*** Opening Dataset ***

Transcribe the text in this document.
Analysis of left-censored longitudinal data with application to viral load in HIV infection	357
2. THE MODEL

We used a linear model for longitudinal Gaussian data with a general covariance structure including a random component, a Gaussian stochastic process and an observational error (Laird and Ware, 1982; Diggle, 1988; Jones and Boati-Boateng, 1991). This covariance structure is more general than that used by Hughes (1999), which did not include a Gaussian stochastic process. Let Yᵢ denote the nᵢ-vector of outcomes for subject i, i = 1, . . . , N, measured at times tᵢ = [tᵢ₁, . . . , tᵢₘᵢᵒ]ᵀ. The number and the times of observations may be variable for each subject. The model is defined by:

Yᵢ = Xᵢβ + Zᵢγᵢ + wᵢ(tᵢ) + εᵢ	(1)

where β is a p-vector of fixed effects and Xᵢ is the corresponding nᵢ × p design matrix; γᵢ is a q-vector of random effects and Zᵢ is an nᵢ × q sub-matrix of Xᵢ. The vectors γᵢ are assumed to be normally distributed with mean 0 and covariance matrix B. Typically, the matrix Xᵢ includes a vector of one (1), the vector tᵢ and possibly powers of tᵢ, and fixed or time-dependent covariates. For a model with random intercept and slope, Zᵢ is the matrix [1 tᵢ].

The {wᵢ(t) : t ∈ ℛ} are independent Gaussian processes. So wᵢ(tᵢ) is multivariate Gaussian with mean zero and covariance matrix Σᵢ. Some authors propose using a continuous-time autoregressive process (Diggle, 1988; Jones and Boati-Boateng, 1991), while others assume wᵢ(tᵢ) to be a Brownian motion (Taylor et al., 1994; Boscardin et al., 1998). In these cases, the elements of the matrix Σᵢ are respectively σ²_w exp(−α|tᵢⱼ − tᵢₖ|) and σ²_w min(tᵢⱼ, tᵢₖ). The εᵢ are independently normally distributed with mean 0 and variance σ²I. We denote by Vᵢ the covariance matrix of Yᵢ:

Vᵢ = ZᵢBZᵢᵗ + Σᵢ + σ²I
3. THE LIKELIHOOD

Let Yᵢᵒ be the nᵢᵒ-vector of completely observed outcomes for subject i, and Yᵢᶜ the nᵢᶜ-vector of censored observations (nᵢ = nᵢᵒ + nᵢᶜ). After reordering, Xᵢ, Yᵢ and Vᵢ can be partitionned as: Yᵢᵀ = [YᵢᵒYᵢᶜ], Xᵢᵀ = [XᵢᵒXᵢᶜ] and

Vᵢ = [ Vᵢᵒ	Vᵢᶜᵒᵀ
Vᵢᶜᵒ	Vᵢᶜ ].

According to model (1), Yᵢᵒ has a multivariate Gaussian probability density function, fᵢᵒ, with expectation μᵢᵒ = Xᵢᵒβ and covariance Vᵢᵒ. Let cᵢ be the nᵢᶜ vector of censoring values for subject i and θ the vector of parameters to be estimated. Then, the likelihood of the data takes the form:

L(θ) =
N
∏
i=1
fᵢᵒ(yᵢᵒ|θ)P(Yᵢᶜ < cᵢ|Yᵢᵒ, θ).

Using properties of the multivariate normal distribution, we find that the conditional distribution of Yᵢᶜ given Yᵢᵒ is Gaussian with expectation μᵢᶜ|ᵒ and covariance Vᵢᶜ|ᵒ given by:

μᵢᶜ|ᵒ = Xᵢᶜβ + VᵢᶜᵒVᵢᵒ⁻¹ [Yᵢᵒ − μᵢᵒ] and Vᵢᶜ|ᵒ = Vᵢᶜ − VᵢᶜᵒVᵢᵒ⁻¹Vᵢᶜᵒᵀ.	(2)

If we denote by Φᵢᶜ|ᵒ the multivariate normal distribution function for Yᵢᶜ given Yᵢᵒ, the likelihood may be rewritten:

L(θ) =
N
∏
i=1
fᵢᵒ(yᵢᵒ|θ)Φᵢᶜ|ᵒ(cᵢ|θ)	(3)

*** Closing Dataset ***

Return all of the entries above exactly as they stand.

Transcribe the text in this document.
Analysis of left-censored longitudinal data with application to viral load in HIV infection	357
2. THE MODEL

We used a linear model for longitudinal Gaussian data with a general covariance structure including a random component, a Gaussian stochastic process and an observational error (Laird and Ware, 1982; Diggle, 1988; Jones and Boati-Boateng, 1991). This covariance structure is more general than that used by Hughes (1999), which did not include a Gaussian stochastic process. Let Yᵢ denote the nᵢ-vector of outcomes for subject i, i = 1, . . . , N, measured at times tᵢ = [tᵢ₁, . . . , tᵢₘᵢᵒ]ᵀ. The number and the times of observations may be variable for each subject. The model is defined by:

Yᵢ = Xᵢβ + Zᵢγᵢ + wᵢ(tᵢ) + εᵢ	(1)

where β is a p-vector of fixed effects and Xᵢ is the corresponding nᵢ × p design matrix; γᵢ is a q-vector of random effects and Zᵢ is an nᵢ × q sub-matrix of Xᵢ. The vectors γᵢ are assumed to be normally distributed with mean 0 and covariance matrix B. Typically, the matrix Xᵢ includes a vector of one (1), the vector tᵢ and possibly powers of tᵢ, and fixed or time-dependent covariates. For a model with random intercept and slope, Zᵢ is the matrix [1 tᵢ].

The {wᵢ(t) : t ∈ ℛ} are independent Gaussian processes. So wᵢ(tᵢ) is multivariate Gaussian with mean zero and covariance matrix Σᵢ. Some authors propose using a continuous-time autoregressive process (Diggle, 1988; Jones and Boati-Boateng, 1991), while others assume wᵢ(tᵢ) to be a Brownian motion (Taylor et al., 1994; Boscardin et al., 1998). In these cases, the elements of the matrix Σᵢ are respectively σ²_w exp(−α|tᵢⱼ − tᵢₖ|) and σ²_w min(tᵢⱼ, tᵢₖ). The εᵢ are independently normally distributed with mean 0 and variance σ²I. We denote by Vᵢ the covariance matrix of Yᵢ:

Vᵢ = ZᵢBZᵢᵗ + Σᵢ + σ²I
3. THE LIKELIHOOD

Let Yᵢᵒ be the nᵢᵒ-vector of completely observed outcomes for subject i, and Yᵢᶜ the nᵢᶜ-vector of censored observations (nᵢ = nᵢᵒ + nᵢᶜ). After reordering, Xᵢ, Yᵢ and Vᵢ can be partitionned as: Yᵢᵀ = [YᵢᵒYᵢᶜ], Xᵢᵀ = [XᵢᵒXᵢᶜ] and

Vᵢ = [ Vᵢᵒ	Vᵢᶜᵒᵀ
Vᵢᶜᵒ	Vᵢᶜ ].

According to model (1), Yᵢᵒ has a multivariate Gaussian probability density function, fᵢᵒ, with expectation μᵢᵒ = Xᵢᵒβ and covariance Vᵢᵒ. Let cᵢ be the nᵢᶜ vector of censoring values for subject i and θ the vector of parameters to be estimated. Then, the likelihood of the data takes the form:

L(θ) =
N
∏
i=1
fᵢᵒ(yᵢᵒ|θ)P(Yᵢᶜ < cᵢ|Yᵢᵒ, θ).

Using properties of the multivariate normal distribution, we find that the conditional distribution of Yᵢᶜ given Yᵢᵒ is Gaussian with expectation μᵢᶜ|ᵒ and covariance Vᵢᶜ|ᵒ given by:

μᵢᶜ|ᵒ = Xᵢᶜβ + VᵢᶜᵒVᵢᵒ⁻¹ [Yᵢᵒ − μᵢᵒ] and Vᵢᶜ|ᵒ = Vᵢᶜ − VᵢᶜᵒVᵢᵒ⁻¹Vᵢᶜᵒᵀ.	(2)

If we denote by Φᵢᶜ|ᵒ the multivariate normal distribution function for Yᵢᶜ given Yᵢᵒ, the likelihood may be rewritten:

L(θ) =
N
∏
i=1
fᵢᵒ(yᵢᵒ|θ)Φᵢᶜ|ᵒ(cᵢ|θ)	(3)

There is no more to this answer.